Dataset excerpts:
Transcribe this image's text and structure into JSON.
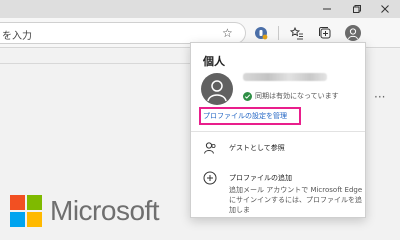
{
  "address_bar": {
    "placeholder_fragment": "を入力"
  },
  "popup": {
    "title": "個人",
    "sync_status": "同期は有効になっています",
    "manage_profile_link": "プロファイルの設定を管理",
    "guest_label": "ゲストとして参照",
    "add_profile_label": "プロファイルの追加",
    "add_profile_desc": "追加メール アカウントで Microsoft Edge にサインインするには、プロファイルを追加しま"
  },
  "page": {
    "brand": "Microsoft"
  },
  "colors": {
    "highlight": "#e91e8c",
    "link": "#2165c4",
    "sync_check": "#2f8f46",
    "ms_red": "#f25022",
    "ms_green": "#7fba00",
    "ms_blue": "#00a4ef",
    "ms_yellow": "#ffb900"
  },
  "icons": {
    "window": [
      "minimize-icon",
      "restore-icon",
      "close-icon"
    ],
    "toolbar": [
      "star-icon",
      "extension-icon",
      "favorites-icon",
      "collections-icon",
      "profile-icon"
    ],
    "menu": [
      "guest-icon",
      "add-profile-icon"
    ]
  }
}
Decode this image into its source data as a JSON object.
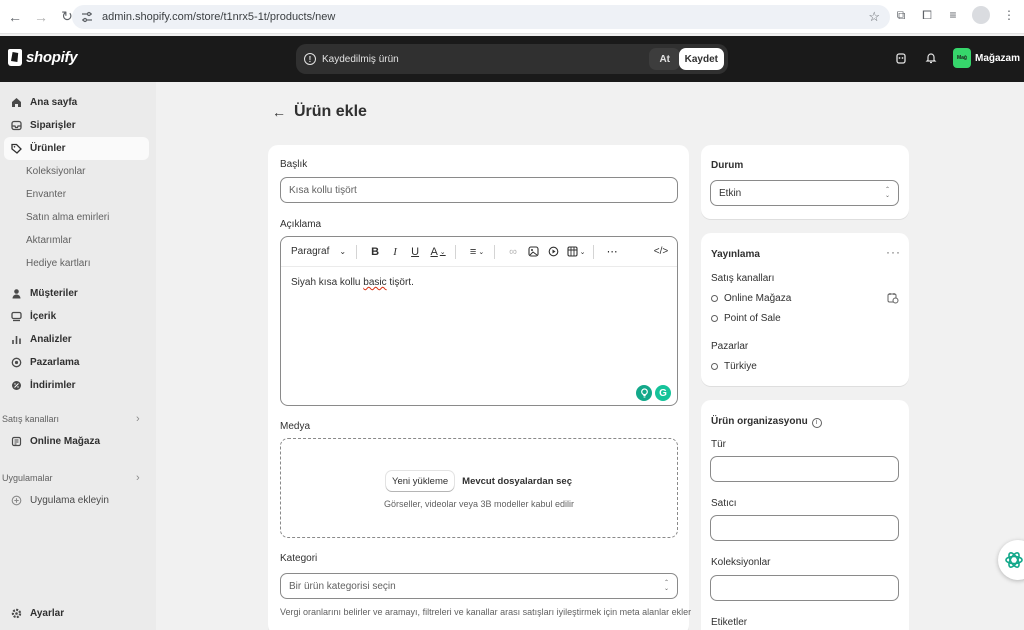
{
  "browser": {
    "url": "admin.shopify.com/store/t1nrx5-1t/products/new"
  },
  "topbar": {
    "logo_text": "shopify",
    "savebar_text": "Kaydedilmiş ürün",
    "discard_label": "At",
    "save_label": "Kaydet",
    "store_avatar_text": "Mağ",
    "store_name": "Mağazam"
  },
  "sidebar": {
    "items": [
      {
        "label": "Ana sayfa",
        "icon": "home-icon"
      },
      {
        "label": "Siparişler",
        "icon": "inbox-icon"
      },
      {
        "label": "Ürünler",
        "icon": "tag-icon"
      },
      {
        "label": "Müşteriler",
        "icon": "person-icon"
      },
      {
        "label": "İçerik",
        "icon": "content-icon"
      },
      {
        "label": "Analizler",
        "icon": "chart-icon"
      },
      {
        "label": "Pazarlama",
        "icon": "target-icon"
      },
      {
        "label": "İndirimler",
        "icon": "discount-icon"
      }
    ],
    "sub_items": [
      "Koleksiyonlar",
      "Envanter",
      "Satın alma emirleri",
      "Aktarımlar",
      "Hediye kartları"
    ],
    "sales_channels_label": "Satış kanalları",
    "online_store": "Online Mağaza",
    "apps_label": "Uygulamalar",
    "add_app": "Uygulama ekleyin",
    "settings": "Ayarlar"
  },
  "page": {
    "title": "Ürün ekle"
  },
  "product": {
    "title_label": "Başlık",
    "title_placeholder": "Kısa kollu tişört",
    "description_label": "Açıklama",
    "toolbar_paragraph": "Paragraf",
    "description_before": "Siyah kısa kollu ",
    "description_spell": "basic",
    "description_after": " tişört.",
    "media_label": "Medya",
    "upload_new": "Yeni yükleme",
    "select_existing": "Mevcut dosyalardan seç",
    "media_hint": "Görseller, videolar veya 3B modeller kabul edilir",
    "category_label": "Kategori",
    "category_placeholder": "Bir ürün kategorisi seçin",
    "category_help": "Vergi oranlarını belirler ve aramayı, filtreleri ve kanallar arası satışları iyileştirmek için meta alanlar ekler"
  },
  "status": {
    "label": "Durum",
    "value": "Etkin"
  },
  "publishing": {
    "label": "Yayınlama",
    "channels_label": "Satış kanalları",
    "channels": [
      "Online Mağaza",
      "Point of Sale"
    ],
    "markets_label": "Pazarlar",
    "markets": [
      "Türkiye"
    ]
  },
  "organization": {
    "label": "Ürün organizasyonu",
    "type_label": "Tür",
    "vendor_label": "Satıcı",
    "collections_label": "Koleksiyonlar",
    "tags_label": "Etiketler"
  }
}
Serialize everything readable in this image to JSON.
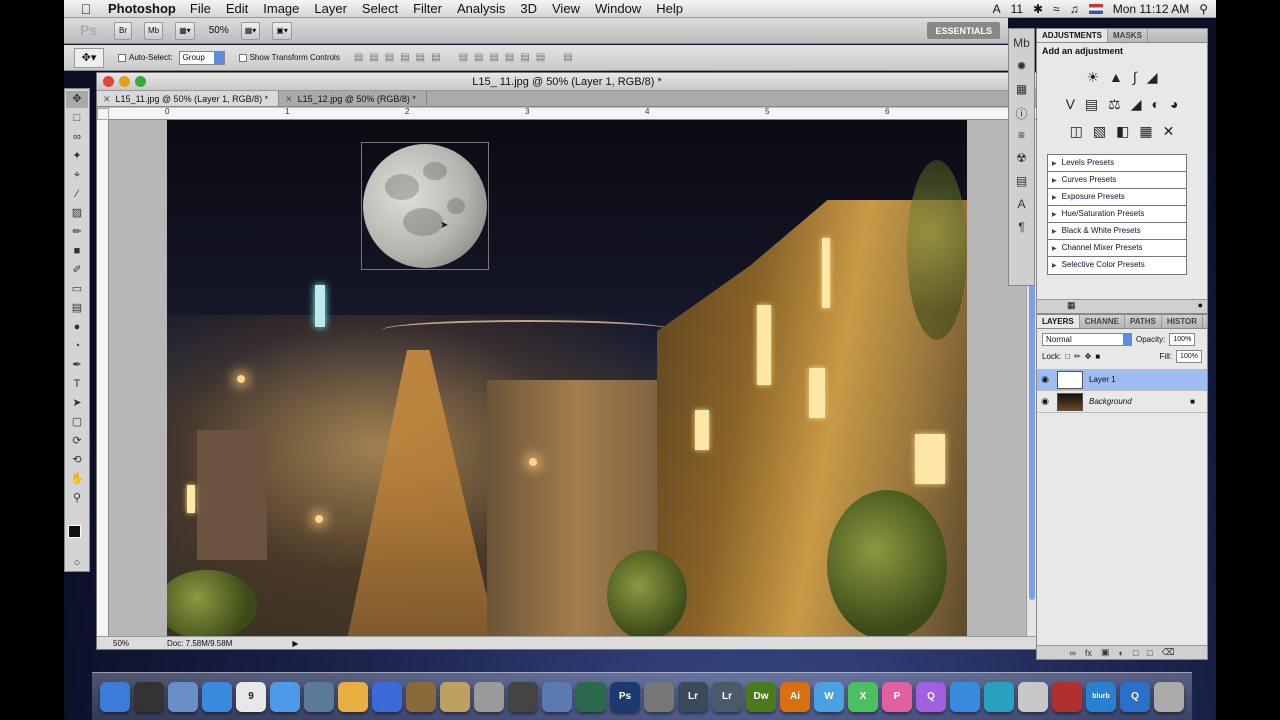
{
  "menubar": {
    "app": "Photoshop",
    "items": [
      "File",
      "Edit",
      "Image",
      "Layer",
      "Select",
      "Filter",
      "Analysis",
      "3D",
      "View",
      "Window",
      "Help"
    ],
    "status_11": "11",
    "clock": "Mon 11:12 AM"
  },
  "appbar": {
    "ps_logo": "Ps",
    "bridge_btn": "Br",
    "minibridge_btn": "Mb",
    "zoom": "50%",
    "workspace": "ESSENTIALS"
  },
  "options": {
    "auto_select_label": "Auto-Select:",
    "auto_select_value": "Group",
    "transform_label": "Show Transform Controls"
  },
  "document": {
    "title": "L15_ 11.jpg @ 50% (Layer 1, RGB/8) *",
    "tabs": [
      "L15_11.jpg @ 50% (Layer 1, RGB/8) *",
      "L15_12.jpg @ 50% (RGB/8) *"
    ],
    "ruler_numbers": [
      "0",
      "1",
      "2",
      "3",
      "4",
      "5",
      "6"
    ],
    "status_zoom": "50%",
    "doc_size": "Doc: 7.58M/9.58M"
  },
  "adjustments": {
    "tabs": [
      "ADJUSTMENTS",
      "MASKS"
    ],
    "heading": "Add an adjustment",
    "presets": [
      "Levels Presets",
      "Curves Presets",
      "Exposure Presets",
      "Hue/Saturation Presets",
      "Black & White Presets",
      "Channel Mixer Presets",
      "Selective Color Presets"
    ]
  },
  "layers": {
    "tabs": [
      "LAYERS",
      "CHANNE",
      "PATHS",
      "HISTOR"
    ],
    "blend_mode": "Normal",
    "opacity_label": "Opacity:",
    "opacity": "100%",
    "lock_label": "Lock:",
    "fill_label": "Fill:",
    "fill": "100%",
    "items": [
      {
        "name": "Layer 1",
        "selected": true
      },
      {
        "name": "Background",
        "selected": false
      }
    ]
  },
  "dock": {
    "items": [
      {
        "icon": "finder-icon",
        "label": "",
        "color": "#3d7bd8"
      },
      {
        "icon": "dashboard-icon",
        "label": "",
        "color": "#333333"
      },
      {
        "icon": "preview-icon",
        "label": "",
        "color": "#6a8fc8"
      },
      {
        "icon": "safari-icon",
        "label": "",
        "color": "#3a8ae0"
      },
      {
        "icon": "ical-icon",
        "label": "9",
        "color": "#e8e8e8"
      },
      {
        "icon": "ichat-icon",
        "label": "",
        "color": "#4c9ae8"
      },
      {
        "icon": "iphoto-icon",
        "label": "",
        "color": "#5a7a9a"
      },
      {
        "icon": "notes-icon",
        "label": "",
        "color": "#e8b040"
      },
      {
        "icon": "itunes-icon",
        "label": "",
        "color": "#3a6ad8"
      },
      {
        "icon": "photo-icon",
        "label": "",
        "color": "#8a6a3a"
      },
      {
        "icon": "garageband-icon",
        "label": "",
        "color": "#c0a060"
      },
      {
        "icon": "imovie-icon",
        "label": "",
        "color": "#9a9a9a"
      },
      {
        "icon": "clapper-icon",
        "label": "",
        "color": "#444444"
      },
      {
        "icon": "grid-icon",
        "label": "",
        "color": "#5a7ab0"
      },
      {
        "icon": "timemachine-icon",
        "label": "",
        "color": "#2a6a4a"
      },
      {
        "icon": "photoshop-icon",
        "label": "Ps",
        "color": "#1c3a70"
      },
      {
        "icon": "screen-icon",
        "label": "",
        "color": "#777777"
      },
      {
        "icon": "lightroom-icon",
        "label": "Lr",
        "color": "#3a4a5a"
      },
      {
        "icon": "lightroom2-icon",
        "label": "Lr",
        "color": "#4a5a6a"
      },
      {
        "icon": "dreamweaver-icon",
        "label": "Dw",
        "color": "#4a7a1a"
      },
      {
        "icon": "illustrator-icon",
        "label": "Ai",
        "color": "#d87010"
      },
      {
        "icon": "w-icon",
        "label": "W",
        "color": "#4aa0e0"
      },
      {
        "icon": "x-icon",
        "label": "X",
        "color": "#4ac060"
      },
      {
        "icon": "p-icon",
        "label": "P",
        "color": "#e060a0"
      },
      {
        "icon": "q-icon",
        "label": "Q",
        "color": "#a060e0"
      },
      {
        "icon": "contacts-icon",
        "label": "",
        "color": "#3a8ae0"
      },
      {
        "icon": "globe-icon",
        "label": "",
        "color": "#2aa0c0"
      },
      {
        "icon": "docs-icon",
        "label": "",
        "color": "#c8c8c8"
      },
      {
        "icon": "record-icon",
        "label": "",
        "color": "#b03030"
      },
      {
        "icon": "blurb-icon",
        "label": "blurb",
        "color": "#2a80d0"
      },
      {
        "icon": "quicktime-icon",
        "label": "Q",
        "color": "#2a70c8"
      },
      {
        "icon": "trash-icon",
        "label": "",
        "color": "#aaaaaa"
      }
    ]
  }
}
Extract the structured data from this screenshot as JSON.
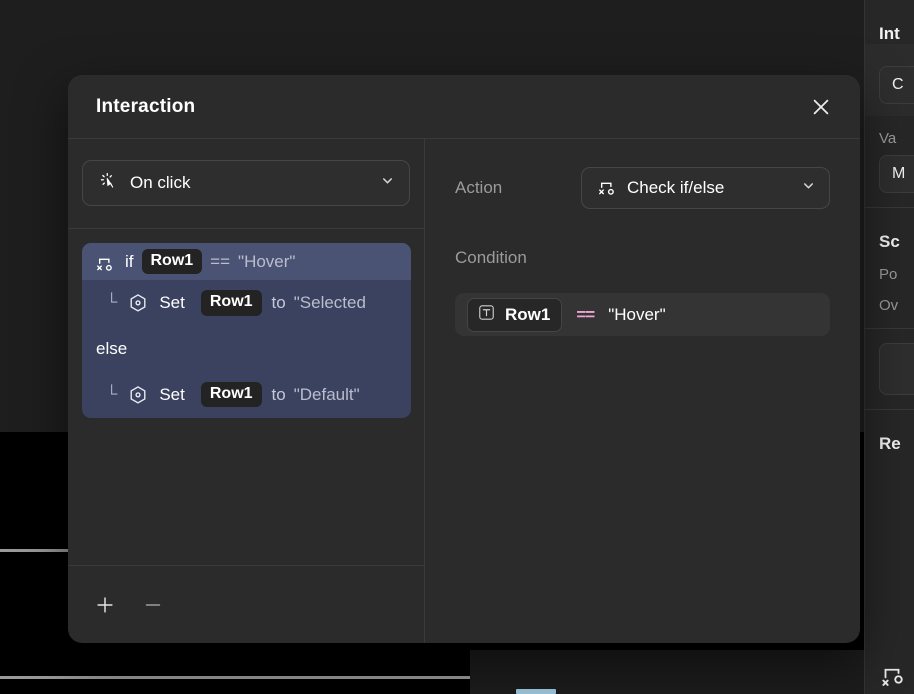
{
  "modal": {
    "title": "Interaction",
    "close_icon": "close-icon",
    "trigger": {
      "icon": "cursor-click-icon",
      "value": "On click",
      "chevron": "chevron-down-icon"
    },
    "steps": [
      {
        "id": "if",
        "icon": "branch-if-else-icon",
        "keyword": "if",
        "variable": "Row1",
        "operator": "==",
        "value": "\"Hover\"",
        "selected": true,
        "indent": false
      },
      {
        "id": "set-selected",
        "icon": "set-hex-icon",
        "elbow": "└",
        "keyword": "Set",
        "variable": "Row1",
        "connector": "to",
        "value": "\"Selected",
        "selected": false,
        "indent": true
      },
      {
        "id": "else",
        "keyword": "else",
        "selected": false,
        "indent": false
      },
      {
        "id": "set-default",
        "icon": "set-hex-icon",
        "elbow": "└",
        "keyword": "Set",
        "variable": "Row1",
        "connector": "to",
        "value": "\"Default\"",
        "selected": false,
        "indent": true
      }
    ],
    "footer": {
      "add_label": "+",
      "remove_label": "—"
    },
    "detail": {
      "action_label": "Action",
      "action_icon": "branch-if-else-icon",
      "action_value": "Check if/else",
      "action_chevron": "chevron-down-icon",
      "condition_label": "Condition",
      "condition": {
        "type_icon": "text-type-icon",
        "variable": "Row1",
        "operator": "==",
        "value": "\"Hover\""
      }
    }
  },
  "side_panel": {
    "title": "Int",
    "field_1": "C",
    "label_1": "Va",
    "field_2": "M",
    "title_2": "Sc",
    "label_2": "Po",
    "label_3": "Ov",
    "title_3": "Re",
    "bottom_icon": "branch-if-else-icon"
  },
  "colors": {
    "modal_bg": "#2b2b2b",
    "step_group_bg": "#3b4260",
    "step_selected_bg": "#4b5375",
    "accent_pink": "#eda6d4",
    "canvas_blue": "#9dc7dd"
  }
}
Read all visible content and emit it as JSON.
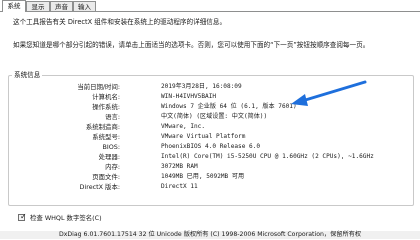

● **Problem statement**:
A single figure is required: the number of lines above in which the word "kollu" occurs.

● **Result below**:
2